- **Task details**: The records that follow need to be output exactly as they are.

========================================================================

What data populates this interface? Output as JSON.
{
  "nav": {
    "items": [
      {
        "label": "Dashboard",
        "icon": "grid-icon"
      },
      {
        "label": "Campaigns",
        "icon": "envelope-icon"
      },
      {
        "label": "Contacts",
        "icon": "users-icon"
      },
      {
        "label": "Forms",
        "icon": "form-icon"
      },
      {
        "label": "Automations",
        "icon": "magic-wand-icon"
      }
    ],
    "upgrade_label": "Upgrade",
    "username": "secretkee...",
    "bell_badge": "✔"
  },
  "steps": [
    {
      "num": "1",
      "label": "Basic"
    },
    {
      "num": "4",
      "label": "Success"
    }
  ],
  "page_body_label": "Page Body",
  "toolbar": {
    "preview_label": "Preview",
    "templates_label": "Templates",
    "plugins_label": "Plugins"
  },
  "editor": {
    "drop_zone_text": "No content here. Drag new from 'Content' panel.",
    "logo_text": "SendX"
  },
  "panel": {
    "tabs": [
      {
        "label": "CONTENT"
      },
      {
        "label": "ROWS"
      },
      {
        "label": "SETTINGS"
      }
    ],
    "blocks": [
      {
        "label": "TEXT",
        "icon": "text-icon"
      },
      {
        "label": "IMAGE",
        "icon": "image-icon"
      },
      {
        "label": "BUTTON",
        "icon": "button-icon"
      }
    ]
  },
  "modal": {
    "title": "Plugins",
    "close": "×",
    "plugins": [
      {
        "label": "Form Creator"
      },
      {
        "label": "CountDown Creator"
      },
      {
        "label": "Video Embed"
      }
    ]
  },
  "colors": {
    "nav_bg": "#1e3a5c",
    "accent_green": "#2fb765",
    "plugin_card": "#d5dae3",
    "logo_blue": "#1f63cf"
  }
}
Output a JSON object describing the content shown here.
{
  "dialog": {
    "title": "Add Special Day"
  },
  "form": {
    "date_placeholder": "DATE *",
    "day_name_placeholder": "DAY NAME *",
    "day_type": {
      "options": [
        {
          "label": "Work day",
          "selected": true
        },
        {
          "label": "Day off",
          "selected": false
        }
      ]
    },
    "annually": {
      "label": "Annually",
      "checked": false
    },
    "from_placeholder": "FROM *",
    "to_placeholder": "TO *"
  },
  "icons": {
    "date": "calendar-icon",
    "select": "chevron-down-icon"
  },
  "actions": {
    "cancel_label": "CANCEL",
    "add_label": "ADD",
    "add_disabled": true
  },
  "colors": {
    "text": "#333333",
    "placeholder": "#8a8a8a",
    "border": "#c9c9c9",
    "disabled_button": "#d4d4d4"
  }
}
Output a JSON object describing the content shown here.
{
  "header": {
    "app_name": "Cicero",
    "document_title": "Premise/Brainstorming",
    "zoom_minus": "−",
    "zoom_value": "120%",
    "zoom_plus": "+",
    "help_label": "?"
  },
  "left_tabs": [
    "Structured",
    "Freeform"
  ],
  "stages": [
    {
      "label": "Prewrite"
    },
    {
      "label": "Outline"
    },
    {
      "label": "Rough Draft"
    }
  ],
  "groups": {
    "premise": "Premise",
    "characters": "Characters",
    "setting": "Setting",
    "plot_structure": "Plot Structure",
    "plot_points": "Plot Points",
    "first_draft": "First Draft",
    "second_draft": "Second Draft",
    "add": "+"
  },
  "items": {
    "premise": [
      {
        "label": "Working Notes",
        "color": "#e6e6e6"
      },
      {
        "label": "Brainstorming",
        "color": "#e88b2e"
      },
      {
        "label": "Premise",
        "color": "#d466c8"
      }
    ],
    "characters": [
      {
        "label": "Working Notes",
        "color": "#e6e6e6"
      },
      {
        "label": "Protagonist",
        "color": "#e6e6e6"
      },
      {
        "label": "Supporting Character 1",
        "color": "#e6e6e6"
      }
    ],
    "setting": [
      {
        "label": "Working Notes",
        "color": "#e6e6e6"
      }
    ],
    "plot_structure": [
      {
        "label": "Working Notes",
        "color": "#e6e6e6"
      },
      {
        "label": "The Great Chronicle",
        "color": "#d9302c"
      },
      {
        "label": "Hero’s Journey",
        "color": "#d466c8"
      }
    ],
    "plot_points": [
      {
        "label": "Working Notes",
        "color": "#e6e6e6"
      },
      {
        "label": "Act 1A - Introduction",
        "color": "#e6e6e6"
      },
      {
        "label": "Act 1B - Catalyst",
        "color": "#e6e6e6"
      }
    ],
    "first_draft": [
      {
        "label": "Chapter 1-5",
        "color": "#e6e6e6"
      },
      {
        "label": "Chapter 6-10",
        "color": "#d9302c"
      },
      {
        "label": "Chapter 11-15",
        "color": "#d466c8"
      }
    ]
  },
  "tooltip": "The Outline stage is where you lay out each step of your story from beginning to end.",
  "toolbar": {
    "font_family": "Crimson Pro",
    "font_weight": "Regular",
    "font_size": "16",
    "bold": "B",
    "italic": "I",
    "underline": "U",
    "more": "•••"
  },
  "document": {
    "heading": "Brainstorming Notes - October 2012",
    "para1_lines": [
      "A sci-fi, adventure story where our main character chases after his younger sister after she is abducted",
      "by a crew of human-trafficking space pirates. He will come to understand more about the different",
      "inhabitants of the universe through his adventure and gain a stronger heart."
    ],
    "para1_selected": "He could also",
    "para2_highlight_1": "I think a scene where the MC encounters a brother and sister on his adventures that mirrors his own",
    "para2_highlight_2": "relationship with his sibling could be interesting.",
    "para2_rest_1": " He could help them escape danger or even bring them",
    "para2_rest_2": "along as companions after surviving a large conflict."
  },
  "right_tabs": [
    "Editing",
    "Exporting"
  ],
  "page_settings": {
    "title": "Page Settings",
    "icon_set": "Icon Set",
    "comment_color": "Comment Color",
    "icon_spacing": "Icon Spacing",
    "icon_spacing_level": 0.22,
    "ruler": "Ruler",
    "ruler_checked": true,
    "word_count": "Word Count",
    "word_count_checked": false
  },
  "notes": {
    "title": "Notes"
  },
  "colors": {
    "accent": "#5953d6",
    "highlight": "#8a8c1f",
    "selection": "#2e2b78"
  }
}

========================================================================

- **Response to the exercise**:
What data populates this interface? Output as JSON.
{
  "nav": {
    "items": [
      {
        "label": "Dashboard",
        "icon": "grid-icon"
      },
      {
        "label": "Campaigns",
        "icon": "envelope-icon"
      },
      {
        "label": "Contacts",
        "icon": "users-icon"
      },
      {
        "label": "Forms",
        "icon": "form-icon"
      },
      {
        "label": "Automations",
        "icon": "magic-wand-icon"
      }
    ],
    "upgrade_label": "Upgrade",
    "username": "secretkee...",
    "bell_badge": "✔"
  },
  "steps": [
    {
      "num": "1",
      "label": "Basic"
    },
    {
      "num": "4",
      "label": "Success"
    }
  ],
  "page_body_label": "Page Body",
  "toolbar": {
    "preview_label": "Preview",
    "templates_label": "Templates",
    "plugins_label": "Plugins"
  },
  "editor": {
    "drop_zone_text": "No content here. Drag new from 'Content' panel.",
    "logo_text": "SendX"
  },
  "panel": {
    "tabs": [
      {
        "label": "CONTENT"
      },
      {
        "label": "ROWS"
      },
      {
        "label": "SETTINGS"
      }
    ],
    "blocks": [
      {
        "label": "TEXT",
        "icon": "text-icon"
      },
      {
        "label": "IMAGE",
        "icon": "image-icon"
      },
      {
        "label": "BUTTON",
        "icon": "button-icon"
      }
    ]
  },
  "modal": {
    "title": "Plugins",
    "close": "×",
    "plugins": [
      {
        "label": "Form Creator"
      },
      {
        "label": "CountDown Creator"
      },
      {
        "label": "Video Embed"
      }
    ]
  },
  "colors": {
    "nav_bg": "#1e3a5c",
    "accent_green": "#2fb765",
    "plugin_card": "#d5dae3",
    "logo_blue": "#1f63cf"
  }
}
Output a JSON object describing the content shown here.
{
  "dialog": {
    "title": "Add Special Day"
  },
  "form": {
    "date_placeholder": "DATE *",
    "day_name_placeholder": "DAY NAME *",
    "day_type": {
      "options": [
        {
          "label": "Work day",
          "selected": true
        },
        {
          "label": "Day off",
          "selected": false
        }
      ]
    },
    "annually": {
      "label": "Annually",
      "checked": false
    },
    "from_placeholder": "FROM *",
    "to_placeholder": "TO *"
  },
  "icons": {
    "date": "calendar-icon",
    "select": "chevron-down-icon"
  },
  "actions": {
    "cancel_label": "CANCEL",
    "add_label": "ADD",
    "add_disabled": true
  },
  "colors": {
    "text": "#333333",
    "placeholder": "#8a8a8a",
    "border": "#c9c9c9",
    "disabled_button": "#d4d4d4"
  }
}
Output a JSON object describing the content shown here.
{
  "header": {
    "app_name": "Cicero",
    "document_title": "Premise/Brainstorming",
    "zoom_minus": "−",
    "zoom_value": "120%",
    "zoom_plus": "+",
    "help_label": "?"
  },
  "left_tabs": [
    "Structured",
    "Freeform"
  ],
  "stages": [
    {
      "label": "Prewrite"
    },
    {
      "label": "Outline"
    },
    {
      "label": "Rough Draft"
    }
  ],
  "groups": {
    "premise": "Premise",
    "characters": "Characters",
    "setting": "Setting",
    "plot_structure": "Plot Structure",
    "plot_points": "Plot Points",
    "first_draft": "First Draft",
    "second_draft": "Second Draft",
    "add": "+"
  },
  "items": {
    "premise": [
      {
        "label": "Working Notes",
        "color": "#e6e6e6"
      },
      {
        "label": "Brainstorming",
        "color": "#e88b2e"
      },
      {
        "label": "Premise",
        "color": "#d466c8"
      }
    ],
    "characters": [
      {
        "label": "Working Notes",
        "color": "#e6e6e6"
      },
      {
        "label": "Protagonist",
        "color": "#e6e6e6"
      },
      {
        "label": "Supporting Character 1",
        "color": "#e6e6e6"
      }
    ],
    "setting": [
      {
        "label": "Working Notes",
        "color": "#e6e6e6"
      }
    ],
    "plot_structure": [
      {
        "label": "Working Notes",
        "color": "#e6e6e6"
      },
      {
        "label": "The Great Chronicle",
        "color": "#d9302c"
      },
      {
        "label": "Hero’s Journey",
        "color": "#d466c8"
      }
    ],
    "plot_points": [
      {
        "label": "Working Notes",
        "color": "#e6e6e6"
      },
      {
        "label": "Act 1A - Introduction",
        "color": "#e6e6e6"
      },
      {
        "label": "Act 1B - Catalyst",
        "color": "#e6e6e6"
      }
    ],
    "first_draft": [
      {
        "label": "Chapter 1-5",
        "color": "#e6e6e6"
      },
      {
        "label": "Chapter 6-10",
        "color": "#d9302c"
      },
      {
        "label": "Chapter 11-15",
        "color": "#d466c8"
      }
    ]
  },
  "tooltip": "The Outline stage is where you lay out each step of your story from beginning to end.",
  "toolbar": {
    "font_family": "Crimson Pro",
    "font_weight": "Regular",
    "font_size": "16",
    "bold": "B",
    "italic": "I",
    "underline": "U",
    "more": "•••"
  },
  "document": {
    "heading": "Brainstorming Notes - October 2012",
    "para1_lines": [
      "A sci-fi, adventure story where our main character chases after his younger sister after she is abducted",
      "by a crew of human-trafficking space pirates. He will come to understand more about the different",
      "inhabitants of the universe through his adventure and gain a stronger heart."
    ],
    "para1_selected": "He could also",
    "para2_highlight_1": "I think a scene where the MC encounters a brother and sister on his adventures that mirrors his own",
    "para2_highlight_2": "relationship with his sibling could be interesting.",
    "para2_rest_1": " He could help them escape danger or even bring them",
    "para2_rest_2": "along as companions after surviving a large conflict."
  },
  "right_tabs": [
    "Editing",
    "Exporting"
  ],
  "page_settings": {
    "title": "Page Settings",
    "icon_set": "Icon Set",
    "comment_color": "Comment Color",
    "icon_spacing": "Icon Spacing",
    "icon_spacing_level": 0.22,
    "ruler": "Ruler",
    "ruler_checked": true,
    "word_count": "Word Count",
    "word_count_checked": false
  },
  "notes": {
    "title": "Notes"
  },
  "colors": {
    "accent": "#5953d6",
    "highlight": "#8a8c1f",
    "selection": "#2e2b78"
  }
}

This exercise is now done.